» TUGAS TERTULIS A
Tulis ulang semua entri mulai dari baris yang memuat "field-value[interactable]: 地下管廊 xyxy=(445,343,580,358)" sampai baris yang memuat "tree-item[interactable]: 项目板块设置 xyxy=(4,137,150,148)", dengan mengganti "控制" menjadi "管理" dan membiarkan bagian lainnya tetap sama.

» KUTIPAN TERPILIH
──────────
Translate

Minggu, 01 Desember 2013

Apa yang terjadi pada 1 Desember di Papua?




Apa yang terjadi pada  1 Desember di Papua?
Oleh Farsijana Adeney-Risakotta
 

Pagi ini saya mempublikasi dua pengumuman pada page “Petisi Warganegara NKRI untuk Papua”. Saya mengutip kedua pengumuman tersebut.

Pengumuman pertama berbunyi:

Selamat pagi saudara-saudari pendukung “Petisi Warganegara NKRI untuk Papua”. Salam amalulukee.
──────────
» TUGAS TERTULIS B
Menurut tulisan tentang 1 Desember di Papua, di page apa penulis mempublikasikan dua pengumuman pagi itu?
──────────
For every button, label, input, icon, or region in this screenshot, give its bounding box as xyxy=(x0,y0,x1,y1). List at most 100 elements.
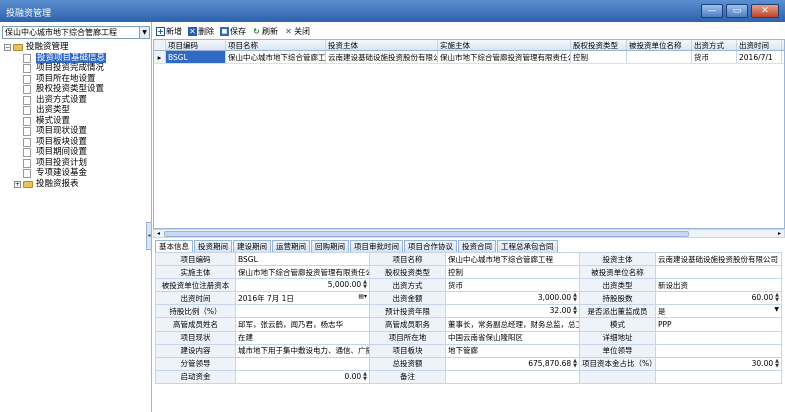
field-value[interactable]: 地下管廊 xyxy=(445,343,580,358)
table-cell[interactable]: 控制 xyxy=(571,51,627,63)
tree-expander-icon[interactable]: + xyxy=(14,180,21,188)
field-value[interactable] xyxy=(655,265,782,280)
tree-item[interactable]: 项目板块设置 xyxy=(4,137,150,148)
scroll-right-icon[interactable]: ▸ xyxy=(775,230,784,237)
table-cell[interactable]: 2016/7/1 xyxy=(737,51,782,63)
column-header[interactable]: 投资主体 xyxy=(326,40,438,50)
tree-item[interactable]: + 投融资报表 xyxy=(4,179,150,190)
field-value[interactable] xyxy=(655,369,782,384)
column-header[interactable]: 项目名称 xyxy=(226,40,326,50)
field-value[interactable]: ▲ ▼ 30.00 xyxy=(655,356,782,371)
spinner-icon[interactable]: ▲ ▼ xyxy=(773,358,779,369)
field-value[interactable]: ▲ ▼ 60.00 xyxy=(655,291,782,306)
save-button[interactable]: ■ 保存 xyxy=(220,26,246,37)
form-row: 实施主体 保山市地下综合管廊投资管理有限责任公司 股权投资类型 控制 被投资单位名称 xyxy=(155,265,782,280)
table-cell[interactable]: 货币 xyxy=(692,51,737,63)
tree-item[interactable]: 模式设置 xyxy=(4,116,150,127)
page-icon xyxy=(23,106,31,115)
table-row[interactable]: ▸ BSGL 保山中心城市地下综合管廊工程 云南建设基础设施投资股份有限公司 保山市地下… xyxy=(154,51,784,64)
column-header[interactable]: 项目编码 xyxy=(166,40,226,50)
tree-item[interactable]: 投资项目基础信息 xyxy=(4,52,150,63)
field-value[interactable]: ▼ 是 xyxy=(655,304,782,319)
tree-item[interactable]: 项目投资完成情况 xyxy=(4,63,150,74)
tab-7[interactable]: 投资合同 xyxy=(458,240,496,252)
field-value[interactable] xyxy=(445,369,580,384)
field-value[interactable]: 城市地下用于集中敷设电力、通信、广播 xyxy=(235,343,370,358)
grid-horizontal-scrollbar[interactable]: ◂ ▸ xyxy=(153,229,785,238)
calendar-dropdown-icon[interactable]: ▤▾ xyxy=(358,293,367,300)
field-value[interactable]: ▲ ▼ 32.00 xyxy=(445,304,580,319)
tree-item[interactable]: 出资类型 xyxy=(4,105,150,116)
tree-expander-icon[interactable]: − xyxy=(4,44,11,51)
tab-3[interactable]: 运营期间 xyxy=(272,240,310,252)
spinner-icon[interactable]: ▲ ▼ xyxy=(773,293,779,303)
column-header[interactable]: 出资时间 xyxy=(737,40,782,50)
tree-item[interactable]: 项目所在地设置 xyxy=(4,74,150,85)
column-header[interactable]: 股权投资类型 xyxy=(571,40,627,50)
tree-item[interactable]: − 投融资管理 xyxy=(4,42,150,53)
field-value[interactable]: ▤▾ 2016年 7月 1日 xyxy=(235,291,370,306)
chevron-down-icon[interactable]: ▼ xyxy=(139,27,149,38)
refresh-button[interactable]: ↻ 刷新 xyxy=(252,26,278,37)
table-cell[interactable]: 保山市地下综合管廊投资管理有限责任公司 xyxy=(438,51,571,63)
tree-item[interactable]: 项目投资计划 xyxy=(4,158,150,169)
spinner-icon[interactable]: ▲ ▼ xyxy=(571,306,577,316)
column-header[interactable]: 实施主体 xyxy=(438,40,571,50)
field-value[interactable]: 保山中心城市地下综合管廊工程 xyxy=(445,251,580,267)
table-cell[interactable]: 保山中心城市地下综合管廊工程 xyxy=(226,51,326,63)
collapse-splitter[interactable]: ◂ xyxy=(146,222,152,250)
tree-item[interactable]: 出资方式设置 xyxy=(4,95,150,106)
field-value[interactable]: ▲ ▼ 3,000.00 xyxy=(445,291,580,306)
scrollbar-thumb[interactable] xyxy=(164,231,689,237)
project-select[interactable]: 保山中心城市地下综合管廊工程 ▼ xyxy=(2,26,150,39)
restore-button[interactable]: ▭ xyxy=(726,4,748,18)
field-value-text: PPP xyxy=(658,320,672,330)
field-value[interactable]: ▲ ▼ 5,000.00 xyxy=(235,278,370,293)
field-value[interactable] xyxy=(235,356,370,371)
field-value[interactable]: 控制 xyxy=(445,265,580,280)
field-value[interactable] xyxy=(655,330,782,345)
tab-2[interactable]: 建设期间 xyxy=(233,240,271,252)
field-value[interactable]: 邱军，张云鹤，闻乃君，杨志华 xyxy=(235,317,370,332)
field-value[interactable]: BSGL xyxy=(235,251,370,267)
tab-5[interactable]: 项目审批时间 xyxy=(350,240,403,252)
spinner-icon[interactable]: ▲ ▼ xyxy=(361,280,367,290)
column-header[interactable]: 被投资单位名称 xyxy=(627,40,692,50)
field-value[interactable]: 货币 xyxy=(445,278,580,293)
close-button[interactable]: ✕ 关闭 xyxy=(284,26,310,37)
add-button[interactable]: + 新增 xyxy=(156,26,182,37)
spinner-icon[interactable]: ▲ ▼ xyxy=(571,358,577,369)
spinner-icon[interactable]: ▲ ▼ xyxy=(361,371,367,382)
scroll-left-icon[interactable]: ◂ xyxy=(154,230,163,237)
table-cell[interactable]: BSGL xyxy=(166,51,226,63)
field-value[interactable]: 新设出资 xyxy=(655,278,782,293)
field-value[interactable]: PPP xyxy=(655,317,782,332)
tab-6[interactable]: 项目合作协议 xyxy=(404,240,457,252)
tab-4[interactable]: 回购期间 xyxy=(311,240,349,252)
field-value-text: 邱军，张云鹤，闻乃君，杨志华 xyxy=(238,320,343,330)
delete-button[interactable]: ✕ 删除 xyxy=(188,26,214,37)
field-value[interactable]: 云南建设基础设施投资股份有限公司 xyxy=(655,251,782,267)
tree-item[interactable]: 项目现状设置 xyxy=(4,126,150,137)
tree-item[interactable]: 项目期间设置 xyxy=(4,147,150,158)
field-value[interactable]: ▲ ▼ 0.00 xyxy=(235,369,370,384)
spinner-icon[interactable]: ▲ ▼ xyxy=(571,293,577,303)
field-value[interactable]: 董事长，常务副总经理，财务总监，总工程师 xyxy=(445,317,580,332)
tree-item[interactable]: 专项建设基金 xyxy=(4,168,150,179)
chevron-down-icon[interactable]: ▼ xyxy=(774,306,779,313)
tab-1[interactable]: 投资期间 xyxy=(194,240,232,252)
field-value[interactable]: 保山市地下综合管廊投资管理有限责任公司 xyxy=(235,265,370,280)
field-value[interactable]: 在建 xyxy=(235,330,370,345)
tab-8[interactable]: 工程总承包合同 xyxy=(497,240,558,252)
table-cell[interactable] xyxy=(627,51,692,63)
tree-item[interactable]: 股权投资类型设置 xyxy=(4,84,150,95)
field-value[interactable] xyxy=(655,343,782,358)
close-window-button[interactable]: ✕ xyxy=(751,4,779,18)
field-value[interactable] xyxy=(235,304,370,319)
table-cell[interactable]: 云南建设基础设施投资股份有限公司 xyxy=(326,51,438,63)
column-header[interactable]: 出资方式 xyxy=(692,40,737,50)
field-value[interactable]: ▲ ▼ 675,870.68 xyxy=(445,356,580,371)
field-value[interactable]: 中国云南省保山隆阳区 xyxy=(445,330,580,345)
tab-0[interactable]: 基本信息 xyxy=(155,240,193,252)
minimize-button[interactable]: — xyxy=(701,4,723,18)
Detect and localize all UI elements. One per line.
──────────
» JAWABAN TUGAS A
field-value[interactable]: 地下管廊 xyxy=(445,343,580,358)
table-cell[interactable]: 管理 xyxy=(571,51,627,63)
tree-expander-icon[interactable]: + xyxy=(14,180,21,188)
field-value[interactable] xyxy=(655,265,782,280)
tree-item[interactable]: 项目板块设置 xyxy=(4,137,150,148)

» JAWABAN TUGAS B
Di page "Petisi Warganegara NKRI untuk Papua".